§ YOUR GOAL
Check every line of the data below for the string "content", and copy the ones that hold it.

§ DATA TO USE
----

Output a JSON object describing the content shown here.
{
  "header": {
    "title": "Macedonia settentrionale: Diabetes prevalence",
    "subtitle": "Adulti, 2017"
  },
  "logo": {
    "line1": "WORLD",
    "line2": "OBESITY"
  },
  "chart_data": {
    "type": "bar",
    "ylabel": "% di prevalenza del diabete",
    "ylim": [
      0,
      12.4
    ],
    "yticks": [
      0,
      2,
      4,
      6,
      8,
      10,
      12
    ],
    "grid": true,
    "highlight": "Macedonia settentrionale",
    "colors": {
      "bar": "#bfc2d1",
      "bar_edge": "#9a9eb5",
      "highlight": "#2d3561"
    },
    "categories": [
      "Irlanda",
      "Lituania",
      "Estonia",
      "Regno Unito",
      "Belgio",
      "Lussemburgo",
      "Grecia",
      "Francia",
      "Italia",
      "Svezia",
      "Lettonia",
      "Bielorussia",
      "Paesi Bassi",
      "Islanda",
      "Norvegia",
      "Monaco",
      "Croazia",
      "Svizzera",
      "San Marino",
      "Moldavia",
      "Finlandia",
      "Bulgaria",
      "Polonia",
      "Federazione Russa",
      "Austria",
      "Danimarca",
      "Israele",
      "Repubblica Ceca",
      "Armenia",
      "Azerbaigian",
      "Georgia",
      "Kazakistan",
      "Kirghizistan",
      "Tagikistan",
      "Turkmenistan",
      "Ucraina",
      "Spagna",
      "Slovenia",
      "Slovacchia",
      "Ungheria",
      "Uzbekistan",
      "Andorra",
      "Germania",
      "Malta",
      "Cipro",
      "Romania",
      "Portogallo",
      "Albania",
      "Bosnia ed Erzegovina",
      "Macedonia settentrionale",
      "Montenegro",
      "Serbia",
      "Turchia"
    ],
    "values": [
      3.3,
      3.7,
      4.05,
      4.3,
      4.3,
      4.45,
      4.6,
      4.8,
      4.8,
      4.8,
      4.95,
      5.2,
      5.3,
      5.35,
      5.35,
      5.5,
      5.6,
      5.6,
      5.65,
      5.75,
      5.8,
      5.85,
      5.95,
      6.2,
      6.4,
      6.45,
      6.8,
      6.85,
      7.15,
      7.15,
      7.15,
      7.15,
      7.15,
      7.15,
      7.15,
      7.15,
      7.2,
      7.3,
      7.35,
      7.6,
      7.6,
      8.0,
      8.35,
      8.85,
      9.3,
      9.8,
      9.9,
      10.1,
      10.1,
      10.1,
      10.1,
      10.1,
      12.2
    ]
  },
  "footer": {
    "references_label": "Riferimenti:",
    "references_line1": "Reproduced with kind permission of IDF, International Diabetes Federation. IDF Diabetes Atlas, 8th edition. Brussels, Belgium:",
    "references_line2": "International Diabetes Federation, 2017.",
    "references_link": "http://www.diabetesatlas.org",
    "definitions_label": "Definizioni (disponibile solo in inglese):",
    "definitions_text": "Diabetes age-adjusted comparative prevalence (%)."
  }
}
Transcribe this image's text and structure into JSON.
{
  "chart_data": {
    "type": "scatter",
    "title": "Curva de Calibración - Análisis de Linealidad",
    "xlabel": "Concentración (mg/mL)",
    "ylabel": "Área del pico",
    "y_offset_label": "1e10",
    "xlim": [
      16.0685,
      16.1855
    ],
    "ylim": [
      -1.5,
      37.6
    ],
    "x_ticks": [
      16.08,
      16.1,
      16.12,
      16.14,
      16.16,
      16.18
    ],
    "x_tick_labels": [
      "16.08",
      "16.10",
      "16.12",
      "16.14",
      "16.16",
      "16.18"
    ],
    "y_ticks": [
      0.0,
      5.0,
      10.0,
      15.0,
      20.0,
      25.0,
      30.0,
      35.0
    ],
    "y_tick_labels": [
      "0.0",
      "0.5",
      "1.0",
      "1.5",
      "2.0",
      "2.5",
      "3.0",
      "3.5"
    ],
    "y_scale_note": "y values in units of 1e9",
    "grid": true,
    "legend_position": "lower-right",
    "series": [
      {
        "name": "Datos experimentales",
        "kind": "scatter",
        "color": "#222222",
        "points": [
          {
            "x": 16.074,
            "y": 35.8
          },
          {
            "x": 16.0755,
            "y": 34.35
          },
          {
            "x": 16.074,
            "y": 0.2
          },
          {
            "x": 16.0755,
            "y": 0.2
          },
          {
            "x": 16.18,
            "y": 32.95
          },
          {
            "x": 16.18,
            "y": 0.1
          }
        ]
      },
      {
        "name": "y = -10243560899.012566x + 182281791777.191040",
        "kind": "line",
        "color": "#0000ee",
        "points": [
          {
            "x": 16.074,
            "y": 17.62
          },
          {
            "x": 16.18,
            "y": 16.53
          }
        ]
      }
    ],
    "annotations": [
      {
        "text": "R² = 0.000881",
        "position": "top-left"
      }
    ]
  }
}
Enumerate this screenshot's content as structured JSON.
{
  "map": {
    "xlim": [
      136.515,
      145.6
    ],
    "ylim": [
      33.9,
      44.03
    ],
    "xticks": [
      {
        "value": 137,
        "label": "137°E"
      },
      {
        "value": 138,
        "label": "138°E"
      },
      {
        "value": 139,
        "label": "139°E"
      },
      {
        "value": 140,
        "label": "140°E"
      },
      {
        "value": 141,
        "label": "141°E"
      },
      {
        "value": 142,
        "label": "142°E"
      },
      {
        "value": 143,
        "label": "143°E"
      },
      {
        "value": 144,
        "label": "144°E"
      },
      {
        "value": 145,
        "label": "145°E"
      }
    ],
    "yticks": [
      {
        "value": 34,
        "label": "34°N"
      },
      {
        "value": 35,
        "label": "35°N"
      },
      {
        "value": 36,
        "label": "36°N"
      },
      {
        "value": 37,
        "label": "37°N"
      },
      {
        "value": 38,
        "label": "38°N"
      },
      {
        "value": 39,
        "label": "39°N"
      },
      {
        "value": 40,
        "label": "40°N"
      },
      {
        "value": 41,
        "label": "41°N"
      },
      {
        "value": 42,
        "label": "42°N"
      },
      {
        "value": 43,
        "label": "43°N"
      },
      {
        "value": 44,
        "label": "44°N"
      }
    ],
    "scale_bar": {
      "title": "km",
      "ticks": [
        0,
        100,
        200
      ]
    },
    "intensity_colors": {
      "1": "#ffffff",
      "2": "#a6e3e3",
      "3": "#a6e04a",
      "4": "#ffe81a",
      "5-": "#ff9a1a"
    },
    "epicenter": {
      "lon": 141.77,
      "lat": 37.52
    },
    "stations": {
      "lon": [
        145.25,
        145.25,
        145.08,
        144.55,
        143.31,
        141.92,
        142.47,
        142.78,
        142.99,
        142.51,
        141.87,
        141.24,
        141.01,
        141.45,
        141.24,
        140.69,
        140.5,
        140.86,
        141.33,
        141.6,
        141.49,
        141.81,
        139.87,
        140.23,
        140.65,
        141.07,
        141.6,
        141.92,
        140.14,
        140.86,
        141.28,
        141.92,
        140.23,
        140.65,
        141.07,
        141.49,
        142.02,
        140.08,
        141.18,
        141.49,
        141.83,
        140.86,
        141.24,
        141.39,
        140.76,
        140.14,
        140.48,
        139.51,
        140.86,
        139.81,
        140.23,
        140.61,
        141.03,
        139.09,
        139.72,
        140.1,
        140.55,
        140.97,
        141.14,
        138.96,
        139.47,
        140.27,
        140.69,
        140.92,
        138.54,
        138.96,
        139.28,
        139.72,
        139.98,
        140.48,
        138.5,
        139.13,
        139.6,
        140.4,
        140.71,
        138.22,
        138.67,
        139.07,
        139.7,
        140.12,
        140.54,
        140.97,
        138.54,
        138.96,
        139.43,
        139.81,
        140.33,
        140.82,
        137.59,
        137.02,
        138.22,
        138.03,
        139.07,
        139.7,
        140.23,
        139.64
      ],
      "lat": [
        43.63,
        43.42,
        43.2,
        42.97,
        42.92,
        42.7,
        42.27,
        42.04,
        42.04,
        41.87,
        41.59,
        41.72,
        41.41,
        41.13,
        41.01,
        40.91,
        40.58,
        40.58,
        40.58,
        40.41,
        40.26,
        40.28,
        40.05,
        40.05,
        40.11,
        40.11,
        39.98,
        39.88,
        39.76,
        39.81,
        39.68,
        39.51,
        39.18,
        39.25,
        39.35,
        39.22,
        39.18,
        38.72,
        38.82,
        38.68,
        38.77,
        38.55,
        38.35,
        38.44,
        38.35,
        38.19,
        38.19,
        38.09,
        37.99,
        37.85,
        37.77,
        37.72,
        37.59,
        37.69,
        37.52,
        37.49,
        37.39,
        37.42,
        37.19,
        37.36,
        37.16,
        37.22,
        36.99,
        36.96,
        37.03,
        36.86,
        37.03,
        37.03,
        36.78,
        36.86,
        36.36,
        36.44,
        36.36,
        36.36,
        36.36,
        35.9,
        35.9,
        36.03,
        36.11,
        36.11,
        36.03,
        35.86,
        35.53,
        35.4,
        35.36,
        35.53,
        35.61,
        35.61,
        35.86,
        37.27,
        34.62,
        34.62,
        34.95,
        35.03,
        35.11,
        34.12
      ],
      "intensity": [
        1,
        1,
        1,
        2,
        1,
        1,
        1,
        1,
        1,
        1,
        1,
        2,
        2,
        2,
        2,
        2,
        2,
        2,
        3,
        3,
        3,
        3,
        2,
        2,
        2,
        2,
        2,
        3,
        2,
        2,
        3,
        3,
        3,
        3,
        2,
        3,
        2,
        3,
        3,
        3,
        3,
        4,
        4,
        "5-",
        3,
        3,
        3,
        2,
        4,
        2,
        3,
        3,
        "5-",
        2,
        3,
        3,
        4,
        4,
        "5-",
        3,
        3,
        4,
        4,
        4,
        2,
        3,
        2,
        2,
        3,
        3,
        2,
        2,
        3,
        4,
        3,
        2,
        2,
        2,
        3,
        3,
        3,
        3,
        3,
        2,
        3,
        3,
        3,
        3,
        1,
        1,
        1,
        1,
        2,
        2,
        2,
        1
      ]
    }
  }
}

----

§ FINISHED EXERCISE
Output a JSON object describing the content shown here.
Enumerate this screenshot's content as structured JSON.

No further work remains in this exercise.